• What this task involves
Render every entry exactly as it appears.

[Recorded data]
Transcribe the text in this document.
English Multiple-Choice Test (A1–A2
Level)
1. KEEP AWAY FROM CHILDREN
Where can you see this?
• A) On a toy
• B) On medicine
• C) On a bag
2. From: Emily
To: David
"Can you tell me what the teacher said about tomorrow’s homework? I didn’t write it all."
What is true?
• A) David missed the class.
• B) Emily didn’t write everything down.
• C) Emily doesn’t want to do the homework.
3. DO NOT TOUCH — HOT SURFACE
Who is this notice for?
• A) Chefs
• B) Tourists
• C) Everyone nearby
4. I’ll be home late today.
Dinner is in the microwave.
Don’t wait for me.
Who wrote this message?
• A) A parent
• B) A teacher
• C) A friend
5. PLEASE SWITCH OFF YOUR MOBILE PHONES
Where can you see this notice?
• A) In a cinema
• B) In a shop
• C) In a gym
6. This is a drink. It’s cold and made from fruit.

• Reply to the task
Transcribe the text in this document.
English Multiple-Choice Test (A1–A2
Level)
1. KEEP AWAY FROM CHILDREN
Where can you see this?
• A) On a toy
• B) On medicine
• C) On a bag
2. From: Emily
To: David
"Can you tell me what the teacher said about tomorrow’s homework? I didn’t write it all."
What is true?
• A) David missed the class.
• B) Emily didn’t write everything down.
• C) Emily doesn’t want to do the homework.
3. DO NOT TOUCH — HOT SURFACE
Who is this notice for?
• A) Chefs
• B) Tourists
• C) Everyone nearby
4. I’ll be home late today.
Dinner is in the microwave.
Don’t wait for me.
Who wrote this message?
• A) A parent
• B) A teacher
• C) A friend
5. PLEASE SWITCH OFF YOUR MOBILE PHONES
Where can you see this notice?
• A) In a cinema
• B) In a shop
• C) In a gym
6. This is a drink. It’s cold and made from fruit.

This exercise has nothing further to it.